Requirement — Consider the data that follows and state how many lines contain the string "leurs", using the number alone.

┄┄┄┄┄┄┄┄┄┄┄┄┄┄┄┄┄┄┄┄

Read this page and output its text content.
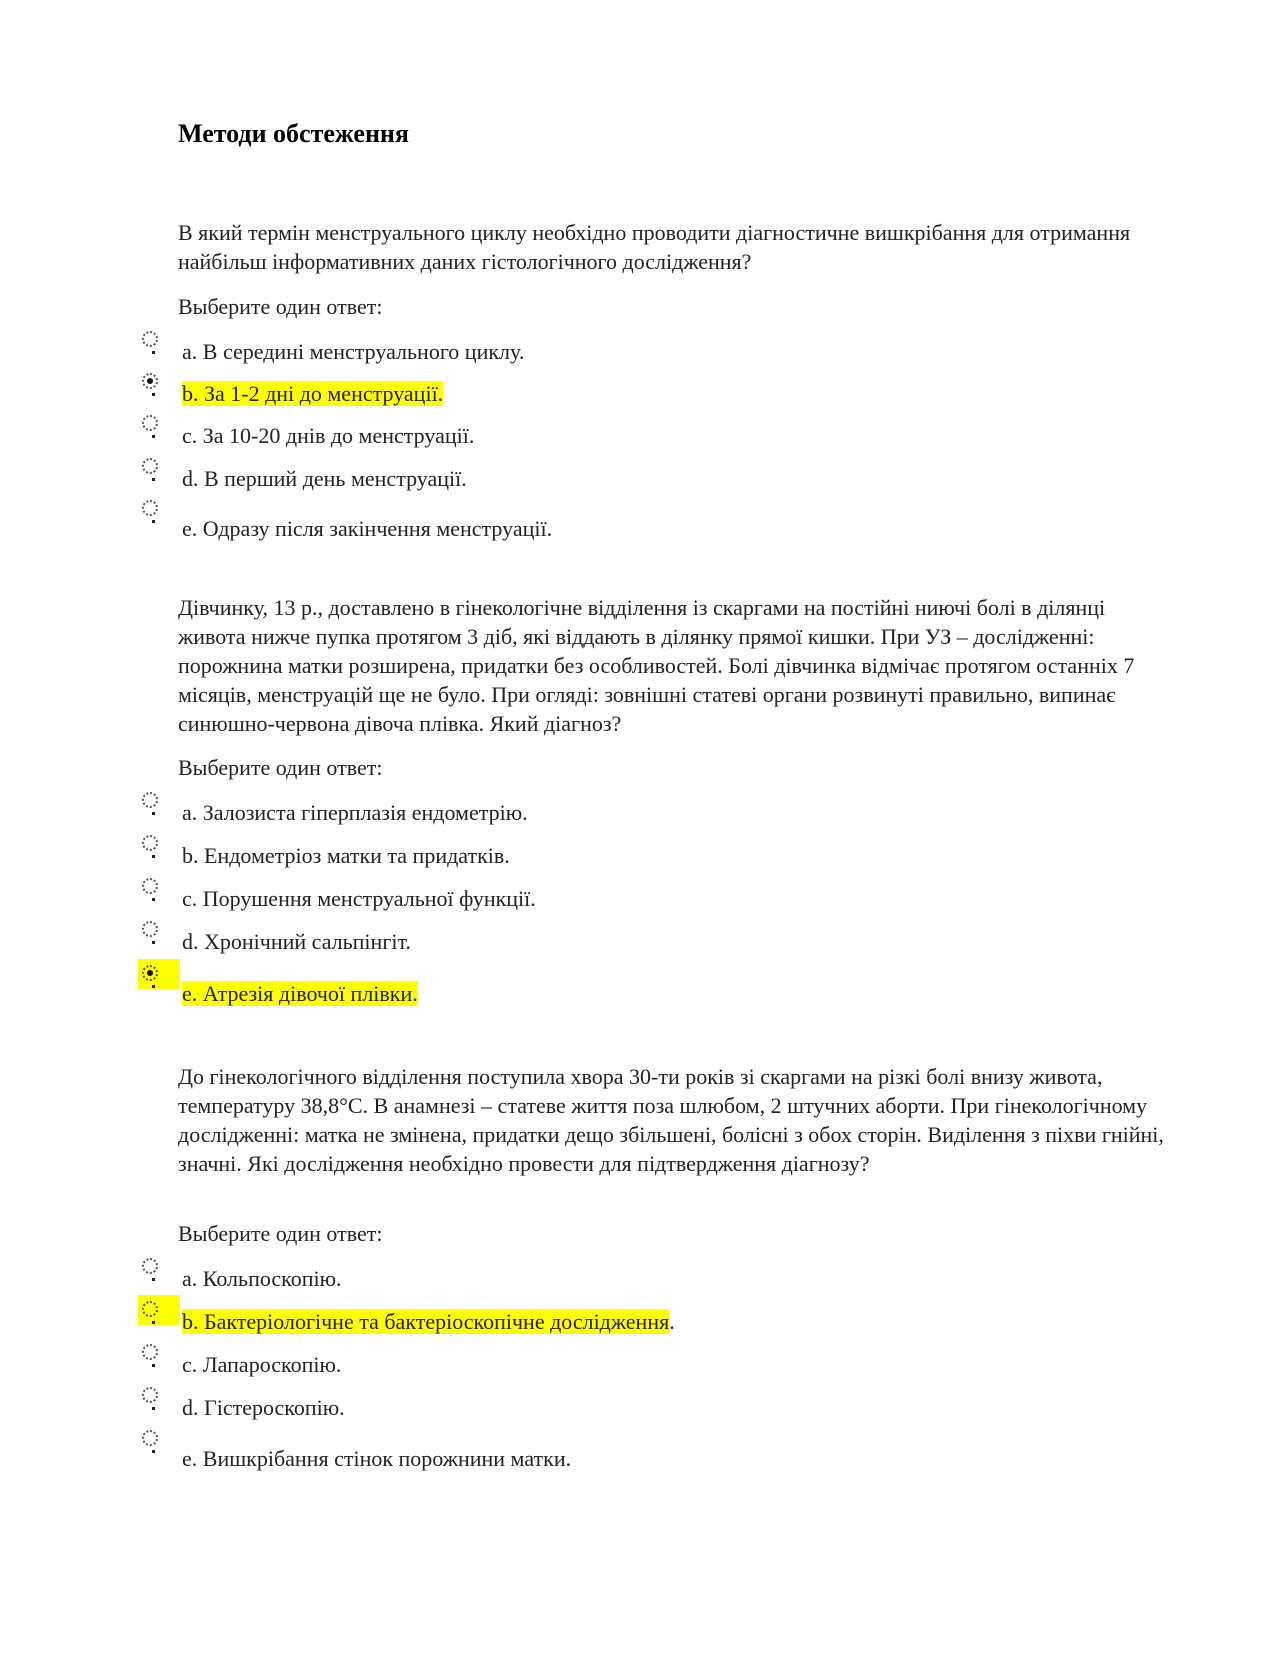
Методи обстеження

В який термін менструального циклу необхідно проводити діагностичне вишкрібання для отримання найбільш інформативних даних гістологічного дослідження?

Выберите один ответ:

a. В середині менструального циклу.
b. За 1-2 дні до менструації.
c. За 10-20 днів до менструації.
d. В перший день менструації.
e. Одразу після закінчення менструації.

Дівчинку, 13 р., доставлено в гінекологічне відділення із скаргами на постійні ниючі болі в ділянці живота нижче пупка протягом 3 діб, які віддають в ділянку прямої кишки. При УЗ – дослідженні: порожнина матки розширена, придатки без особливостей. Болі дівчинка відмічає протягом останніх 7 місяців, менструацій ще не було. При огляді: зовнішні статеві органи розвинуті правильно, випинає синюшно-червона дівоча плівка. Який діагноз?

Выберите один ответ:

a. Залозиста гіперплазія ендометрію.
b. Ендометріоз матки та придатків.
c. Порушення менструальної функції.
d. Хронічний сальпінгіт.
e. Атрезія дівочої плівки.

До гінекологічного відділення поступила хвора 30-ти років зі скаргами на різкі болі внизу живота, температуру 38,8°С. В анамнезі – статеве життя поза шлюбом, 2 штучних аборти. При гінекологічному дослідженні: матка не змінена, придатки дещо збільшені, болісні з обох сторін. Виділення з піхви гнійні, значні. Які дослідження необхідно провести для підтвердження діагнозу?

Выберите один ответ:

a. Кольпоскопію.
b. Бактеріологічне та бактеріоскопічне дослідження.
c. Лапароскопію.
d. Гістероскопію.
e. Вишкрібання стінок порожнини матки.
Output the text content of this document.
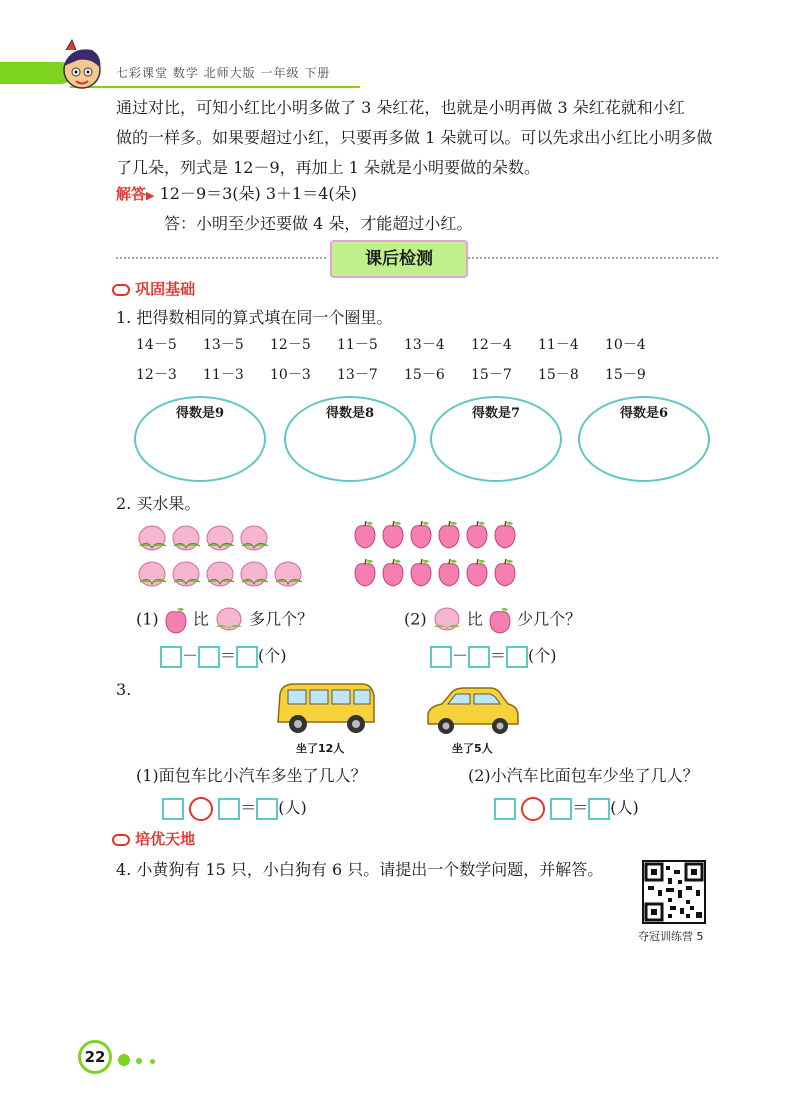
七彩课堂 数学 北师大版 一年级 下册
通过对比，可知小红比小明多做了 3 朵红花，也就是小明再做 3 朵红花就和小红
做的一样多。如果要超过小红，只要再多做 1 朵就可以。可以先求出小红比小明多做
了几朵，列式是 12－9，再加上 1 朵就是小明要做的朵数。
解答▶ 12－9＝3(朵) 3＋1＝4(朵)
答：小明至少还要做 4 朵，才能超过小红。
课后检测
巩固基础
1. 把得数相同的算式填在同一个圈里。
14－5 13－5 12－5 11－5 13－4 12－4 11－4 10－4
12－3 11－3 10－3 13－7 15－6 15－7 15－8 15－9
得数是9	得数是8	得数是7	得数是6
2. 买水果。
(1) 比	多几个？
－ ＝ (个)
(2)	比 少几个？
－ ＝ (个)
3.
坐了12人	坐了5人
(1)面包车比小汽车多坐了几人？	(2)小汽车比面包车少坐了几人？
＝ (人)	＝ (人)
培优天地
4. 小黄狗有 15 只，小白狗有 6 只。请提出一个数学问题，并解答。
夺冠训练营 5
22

┄┄┄┄┄┄┄┄┄┄┄┄┄┄┄┄┄┄┄┄

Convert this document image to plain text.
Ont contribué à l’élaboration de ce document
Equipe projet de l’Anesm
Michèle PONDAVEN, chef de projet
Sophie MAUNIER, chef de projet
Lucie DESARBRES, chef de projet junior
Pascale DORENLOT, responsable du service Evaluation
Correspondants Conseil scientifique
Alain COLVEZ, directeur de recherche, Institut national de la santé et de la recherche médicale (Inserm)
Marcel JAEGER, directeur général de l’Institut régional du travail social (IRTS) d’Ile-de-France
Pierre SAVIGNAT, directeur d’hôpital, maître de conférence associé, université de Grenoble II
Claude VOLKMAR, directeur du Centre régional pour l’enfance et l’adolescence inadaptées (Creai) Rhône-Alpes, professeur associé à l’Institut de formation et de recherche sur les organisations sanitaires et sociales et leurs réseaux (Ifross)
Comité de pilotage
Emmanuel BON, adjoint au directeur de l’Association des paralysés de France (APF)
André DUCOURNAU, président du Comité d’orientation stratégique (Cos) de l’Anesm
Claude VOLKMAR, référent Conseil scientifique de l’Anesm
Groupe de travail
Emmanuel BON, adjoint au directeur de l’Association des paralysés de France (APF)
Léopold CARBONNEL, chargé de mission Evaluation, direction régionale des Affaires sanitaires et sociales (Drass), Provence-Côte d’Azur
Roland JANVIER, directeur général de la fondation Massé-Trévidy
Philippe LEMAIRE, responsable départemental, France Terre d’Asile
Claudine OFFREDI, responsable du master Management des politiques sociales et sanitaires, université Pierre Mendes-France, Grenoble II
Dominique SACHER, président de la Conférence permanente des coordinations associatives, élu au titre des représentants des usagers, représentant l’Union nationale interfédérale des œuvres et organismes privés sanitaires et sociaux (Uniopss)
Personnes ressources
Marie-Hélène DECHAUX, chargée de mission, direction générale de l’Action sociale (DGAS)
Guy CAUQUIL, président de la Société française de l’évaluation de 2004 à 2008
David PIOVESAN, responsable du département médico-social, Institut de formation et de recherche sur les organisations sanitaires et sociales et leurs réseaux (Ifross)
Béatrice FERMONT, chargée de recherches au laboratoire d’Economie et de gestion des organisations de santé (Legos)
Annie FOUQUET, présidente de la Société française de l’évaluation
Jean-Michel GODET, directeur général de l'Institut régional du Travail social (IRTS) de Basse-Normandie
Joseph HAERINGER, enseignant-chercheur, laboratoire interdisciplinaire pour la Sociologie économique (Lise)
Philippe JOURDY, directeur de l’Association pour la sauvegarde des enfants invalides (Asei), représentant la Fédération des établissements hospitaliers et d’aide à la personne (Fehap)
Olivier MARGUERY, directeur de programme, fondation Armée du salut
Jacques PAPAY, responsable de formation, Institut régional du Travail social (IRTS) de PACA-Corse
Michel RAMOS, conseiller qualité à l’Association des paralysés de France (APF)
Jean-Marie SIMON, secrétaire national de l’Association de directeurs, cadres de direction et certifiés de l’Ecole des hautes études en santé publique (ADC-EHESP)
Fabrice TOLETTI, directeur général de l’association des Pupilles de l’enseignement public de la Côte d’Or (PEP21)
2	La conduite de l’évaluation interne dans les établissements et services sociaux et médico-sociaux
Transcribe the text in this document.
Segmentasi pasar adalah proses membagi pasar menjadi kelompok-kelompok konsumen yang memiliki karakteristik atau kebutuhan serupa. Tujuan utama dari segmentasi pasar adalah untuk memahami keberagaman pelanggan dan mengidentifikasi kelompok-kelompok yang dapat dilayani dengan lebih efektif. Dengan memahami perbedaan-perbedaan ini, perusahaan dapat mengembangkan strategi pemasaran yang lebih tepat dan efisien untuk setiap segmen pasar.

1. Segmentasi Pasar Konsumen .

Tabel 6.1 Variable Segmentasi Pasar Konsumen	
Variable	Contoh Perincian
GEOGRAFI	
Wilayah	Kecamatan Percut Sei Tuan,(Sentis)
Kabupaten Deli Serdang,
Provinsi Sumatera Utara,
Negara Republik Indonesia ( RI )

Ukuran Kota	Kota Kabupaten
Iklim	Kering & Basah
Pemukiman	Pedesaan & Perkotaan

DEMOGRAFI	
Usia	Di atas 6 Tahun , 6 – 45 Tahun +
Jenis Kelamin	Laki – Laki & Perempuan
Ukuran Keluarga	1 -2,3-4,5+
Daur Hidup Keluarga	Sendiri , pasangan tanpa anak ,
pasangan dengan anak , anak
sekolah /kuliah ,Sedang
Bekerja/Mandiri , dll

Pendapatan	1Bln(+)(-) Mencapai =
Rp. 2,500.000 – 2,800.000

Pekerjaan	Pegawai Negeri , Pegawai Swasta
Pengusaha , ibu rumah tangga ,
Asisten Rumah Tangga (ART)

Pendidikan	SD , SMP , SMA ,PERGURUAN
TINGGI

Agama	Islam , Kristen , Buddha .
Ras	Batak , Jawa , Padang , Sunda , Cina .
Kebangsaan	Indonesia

┄┄┄┄┄┄┄┄┄┄┄┄┄┄┄┄┄┄┄┄

Solution — 2